-- Start --

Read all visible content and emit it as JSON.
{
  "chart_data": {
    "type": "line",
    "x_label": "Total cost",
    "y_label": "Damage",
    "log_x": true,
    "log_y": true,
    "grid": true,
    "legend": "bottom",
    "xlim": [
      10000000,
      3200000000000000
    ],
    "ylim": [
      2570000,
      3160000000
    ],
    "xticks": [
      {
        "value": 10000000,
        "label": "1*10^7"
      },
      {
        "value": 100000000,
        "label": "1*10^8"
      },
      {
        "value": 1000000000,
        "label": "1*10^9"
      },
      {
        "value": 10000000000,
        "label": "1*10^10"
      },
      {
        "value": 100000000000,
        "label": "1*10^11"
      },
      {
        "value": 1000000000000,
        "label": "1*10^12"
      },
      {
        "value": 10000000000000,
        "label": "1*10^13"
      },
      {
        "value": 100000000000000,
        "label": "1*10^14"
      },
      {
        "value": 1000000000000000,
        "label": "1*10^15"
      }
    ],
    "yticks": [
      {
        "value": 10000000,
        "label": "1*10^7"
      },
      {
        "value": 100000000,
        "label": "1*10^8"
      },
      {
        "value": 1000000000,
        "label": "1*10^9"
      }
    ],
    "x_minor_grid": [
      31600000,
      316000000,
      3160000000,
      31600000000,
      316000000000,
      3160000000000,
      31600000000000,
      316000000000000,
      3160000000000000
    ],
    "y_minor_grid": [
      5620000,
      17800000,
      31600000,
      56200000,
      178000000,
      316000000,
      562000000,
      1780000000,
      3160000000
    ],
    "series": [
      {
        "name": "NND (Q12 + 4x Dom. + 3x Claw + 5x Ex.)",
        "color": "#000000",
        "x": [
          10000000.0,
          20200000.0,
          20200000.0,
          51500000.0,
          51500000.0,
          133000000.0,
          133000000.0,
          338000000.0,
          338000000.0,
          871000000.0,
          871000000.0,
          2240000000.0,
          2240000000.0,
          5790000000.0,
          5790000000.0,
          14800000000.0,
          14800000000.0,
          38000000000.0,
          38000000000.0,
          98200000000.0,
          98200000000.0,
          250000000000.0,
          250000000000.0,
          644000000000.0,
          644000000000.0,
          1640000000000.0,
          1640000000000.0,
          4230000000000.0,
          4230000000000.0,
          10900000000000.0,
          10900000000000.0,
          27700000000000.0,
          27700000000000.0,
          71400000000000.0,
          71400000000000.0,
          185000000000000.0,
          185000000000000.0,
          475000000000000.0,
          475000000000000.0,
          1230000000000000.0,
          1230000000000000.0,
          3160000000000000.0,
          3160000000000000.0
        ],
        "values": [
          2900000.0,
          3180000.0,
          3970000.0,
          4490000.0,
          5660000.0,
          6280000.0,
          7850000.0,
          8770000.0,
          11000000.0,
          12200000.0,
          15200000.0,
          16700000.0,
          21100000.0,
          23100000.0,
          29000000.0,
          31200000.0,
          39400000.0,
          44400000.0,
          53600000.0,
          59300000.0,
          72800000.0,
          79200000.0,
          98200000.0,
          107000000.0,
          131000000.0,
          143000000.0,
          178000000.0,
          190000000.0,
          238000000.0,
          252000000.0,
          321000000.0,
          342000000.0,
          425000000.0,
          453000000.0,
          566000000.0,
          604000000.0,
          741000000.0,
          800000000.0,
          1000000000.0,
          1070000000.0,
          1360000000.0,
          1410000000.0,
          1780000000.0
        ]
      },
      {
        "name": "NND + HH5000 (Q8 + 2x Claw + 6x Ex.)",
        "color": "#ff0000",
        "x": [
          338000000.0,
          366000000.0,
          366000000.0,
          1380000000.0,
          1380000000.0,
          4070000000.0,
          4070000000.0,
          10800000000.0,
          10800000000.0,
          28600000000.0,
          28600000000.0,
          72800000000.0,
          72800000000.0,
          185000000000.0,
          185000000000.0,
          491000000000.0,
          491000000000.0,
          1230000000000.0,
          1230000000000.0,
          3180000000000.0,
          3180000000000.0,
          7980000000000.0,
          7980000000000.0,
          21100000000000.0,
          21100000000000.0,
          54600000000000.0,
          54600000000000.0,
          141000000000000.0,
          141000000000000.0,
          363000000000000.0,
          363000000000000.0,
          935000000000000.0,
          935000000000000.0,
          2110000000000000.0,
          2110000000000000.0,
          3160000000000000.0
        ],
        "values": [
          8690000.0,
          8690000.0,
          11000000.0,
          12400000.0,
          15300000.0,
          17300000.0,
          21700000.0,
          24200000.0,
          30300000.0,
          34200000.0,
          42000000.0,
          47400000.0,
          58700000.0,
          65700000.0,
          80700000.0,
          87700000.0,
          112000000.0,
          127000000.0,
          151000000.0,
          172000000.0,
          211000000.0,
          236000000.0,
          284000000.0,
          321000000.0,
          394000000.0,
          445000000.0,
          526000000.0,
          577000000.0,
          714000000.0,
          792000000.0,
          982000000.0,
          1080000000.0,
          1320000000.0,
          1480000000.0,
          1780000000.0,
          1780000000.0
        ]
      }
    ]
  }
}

-- End --

TO DO -> From the preceding material, extract every line exactly.

WRITTEN SOLUTION ->
Read all visible content and emit it as JSON.
{
  "chart_data": {
    "type": "line",
    "x_label": "Total cost",
    "y_label": "Damage",
    "log_x": true,
    "log_y": true,
    "grid": true,
    "legend": "bottom",
    "xlim": [
      10000000,
      3200000000000000
    ],
    "ylim": [
      2570000,
      3160000000
    ],
    "xticks": [
      {
        "value": 10000000,
        "label": "1*10^7"
      },
      {
        "value": 100000000,
        "label": "1*10^8"
      },
      {
        "value": 1000000000,
        "label": "1*10^9"
      },
      {
        "value": 10000000000,
        "label": "1*10^10"
      },
      {
        "value": 100000000000,
        "label": "1*10^11"
      },
      {
        "value": 1000000000000,
        "label": "1*10^12"
      },
      {
        "value": 10000000000000,
        "label": "1*10^13"
      },
      {
        "value": 100000000000000,
        "label": "1*10^14"
      },
      {
        "value": 1000000000000000,
        "label": "1*10^15"
      }
    ],
    "yticks": [
      {
        "value": 10000000,
        "label": "1*10^7"
      },
      {
        "value": 100000000,
        "label": "1*10^8"
      },
      {
        "value": 1000000000,
        "label": "1*10^9"
      }
    ],
    "x_minor_grid": [
      31600000,
      316000000,
      3160000000,
      31600000000,
      316000000000,
      3160000000000,
      31600000000000,
      316000000000000,
      3160000000000000
    ],
    "y_minor_grid": [
      5620000,
      17800000,
      31600000,
      56200000,
      178000000,
      316000000,
      562000000,
      1780000000,
      3160000000
    ],
    "series": [
      {
        "name": "NND (Q12 + 4x Dom. + 3x Claw + 5x Ex.)",
        "color": "#000000",
        "x": [
          10000000.0,
          20200000.0,
          20200000.0,
          51500000.0,
          51500000.0,
          133000000.0,
          133000000.0,
          338000000.0,
          338000000.0,
          871000000.0,
          871000000.0,
          2240000000.0,
          2240000000.0,
          5790000000.0,
          5790000000.0,
          14800000000.0,
          14800000000.0,
          38000000000.0,
          38000000000.0,
          98200000000.0,
          98200000000.0,
          250000000000.0,
          250000000000.0,
          644000000000.0,
          644000000000.0,
          1640000000000.0,
          1640000000000.0,
          4230000000000.0,
          4230000000000.0,
          10900000000000.0,
          10900000000000.0,
          27700000000000.0,
          27700000000000.0,
          71400000000000.0,
          71400000000000.0,
          185000000000000.0,
          185000000000000.0,
          475000000000000.0,
          475000000000000.0,
          1230000000000000.0,
          1230000000000000.0,
          3160000000000000.0,
          3160000000000000.0
        ],
        "values": [
          2900000.0,
          3180000.0,
          3970000.0,
          4490000.0,
          5660000.0,
          6280000.0,
          7850000.0,
          8770000.0,
          11000000.0,
          12200000.0,
          15200000.0,
          16700000.0,
          21100000.0,
          23100000.0,
          29000000.0,
          31200000.0,
          39400000.0,
          44400000.0,
          53600000.0,
          59300000.0,
          72800000.0,
          79200000.0,
          98200000.0,
          107000000.0,
          131000000.0,
          143000000.0,
          178000000.0,
          190000000.0,
          238000000.0,
          252000000.0,
          321000000.0,
          342000000.0,
          425000000.0,
          453000000.0,
          566000000.0,
          604000000.0,
          741000000.0,
          800000000.0,
          1000000000.0,
          1070000000.0,
          1360000000.0,
          1410000000.0,
          1780000000.0
        ]
      },
      {
        "name": "NND + HH5000 (Q8 + 2x Claw + 6x Ex.)",
        "color": "#ff0000",
        "x": [
          338000000.0,
          366000000.0,
          366000000.0,
          1380000000.0,
          1380000000.0,
          4070000000.0,
          4070000000.0,
          10800000000.0,
          10800000000.0,
          28600000000.0,
          28600000000.0,
          72800000000.0,
          72800000000.0,
          185000000000.0,
          185000000000.0,
          491000000000.0,
          491000000000.0,
          1230000000000.0,
          1230000000000.0,
          3180000000000.0,
          3180000000000.0,
          7980000000000.0,
          7980000000000.0,
          21100000000000.0,
          21100000000000.0,
          54600000000000.0,
          54600000000000.0,
          141000000000000.0,
          141000000000000.0,
          363000000000000.0,
          363000000000000.0,
          935000000000000.0,
          935000000000000.0,
          2110000000000000.0,
          2110000000000000.0,
          3160000000000000.0
        ],
        "values": [
          8690000.0,
          8690000.0,
          11000000.0,
          12400000.0,
          15300000.0,
          17300000.0,
          21700000.0,
          24200000.0,
          30300000.0,
          34200000.0,
          42000000.0,
          47400000.0,
          58700000.0,
          65700000.0,
          80700000.0,
          87700000.0,
          112000000.0,
          127000000.0,
          151000000.0,
          172000000.0,
          211000000.0,
          236000000.0,
          284000000.0,
          321000000.0,
          394000000.0,
          445000000.0,
          526000000.0,
          577000000.0,
          714000000.0,
          792000000.0,
          982000000.0,
          1080000000.0,
          1320000000.0,
          1480000000.0,
          1780000000.0,
          1780000000.0
        ]
      }
    ]
  }
}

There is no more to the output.